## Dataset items
* * * *
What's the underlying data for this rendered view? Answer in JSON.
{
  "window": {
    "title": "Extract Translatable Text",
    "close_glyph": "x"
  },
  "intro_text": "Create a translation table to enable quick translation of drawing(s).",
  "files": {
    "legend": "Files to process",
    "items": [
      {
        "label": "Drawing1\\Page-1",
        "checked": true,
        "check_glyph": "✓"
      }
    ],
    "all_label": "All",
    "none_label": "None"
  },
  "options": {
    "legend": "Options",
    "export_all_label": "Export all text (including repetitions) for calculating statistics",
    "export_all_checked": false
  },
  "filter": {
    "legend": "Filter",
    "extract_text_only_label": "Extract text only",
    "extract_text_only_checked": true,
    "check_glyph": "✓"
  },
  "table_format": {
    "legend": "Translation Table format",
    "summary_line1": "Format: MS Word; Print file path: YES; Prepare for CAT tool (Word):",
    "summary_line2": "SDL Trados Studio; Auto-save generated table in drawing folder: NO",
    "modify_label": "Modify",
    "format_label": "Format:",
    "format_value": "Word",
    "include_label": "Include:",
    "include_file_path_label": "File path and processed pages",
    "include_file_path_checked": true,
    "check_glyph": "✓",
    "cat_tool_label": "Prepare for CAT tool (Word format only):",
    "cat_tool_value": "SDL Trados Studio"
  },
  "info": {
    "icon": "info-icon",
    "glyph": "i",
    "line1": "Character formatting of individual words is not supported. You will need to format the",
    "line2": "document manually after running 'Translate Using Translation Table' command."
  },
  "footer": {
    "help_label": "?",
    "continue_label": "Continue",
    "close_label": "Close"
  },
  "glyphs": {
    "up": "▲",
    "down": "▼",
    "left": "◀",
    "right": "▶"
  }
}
* * * *
## What is needed
Print the complete listing again, exactly as it stands.

## The answer
What's the underlying data for this rendered view? Answer in JSON.
{
  "window": {
    "title": "Extract Translatable Text",
    "close_glyph": "x"
  },
  "intro_text": "Create a translation table to enable quick translation of drawing(s).",
  "files": {
    "legend": "Files to process",
    "items": [
      {
        "label": "Drawing1\\Page-1",
        "checked": true,
        "check_glyph": "✓"
      }
    ],
    "all_label": "All",
    "none_label": "None"
  },
  "options": {
    "legend": "Options",
    "export_all_label": "Export all text (including repetitions) for calculating statistics",
    "export_all_checked": false
  },
  "filter": {
    "legend": "Filter",
    "extract_text_only_label": "Extract text only",
    "extract_text_only_checked": true,
    "check_glyph": "✓"
  },
  "table_format": {
    "legend": "Translation Table format",
    "summary_line1": "Format: MS Word; Print file path: YES; Prepare for CAT tool (Word):",
    "summary_line2": "SDL Trados Studio; Auto-save generated table in drawing folder: NO",
    "modify_label": "Modify",
    "format_label": "Format:",
    "format_value": "Word",
    "include_label": "Include:",
    "include_file_path_label": "File path and processed pages",
    "include_file_path_checked": true,
    "check_glyph": "✓",
    "cat_tool_label": "Prepare for CAT tool (Word format only):",
    "cat_tool_value": "SDL Trados Studio"
  },
  "info": {
    "icon": "info-icon",
    "glyph": "i",
    "line1": "Character formatting of individual words is not supported. You will need to format the",
    "line2": "document manually after running 'Translate Using Translation Table' command."
  },
  "footer": {
    "help_label": "?",
    "continue_label": "Continue",
    "close_label": "Close"
  },
  "glyphs": {
    "up": "▲",
    "down": "▼",
    "left": "◀",
    "right": "▶"
  }
}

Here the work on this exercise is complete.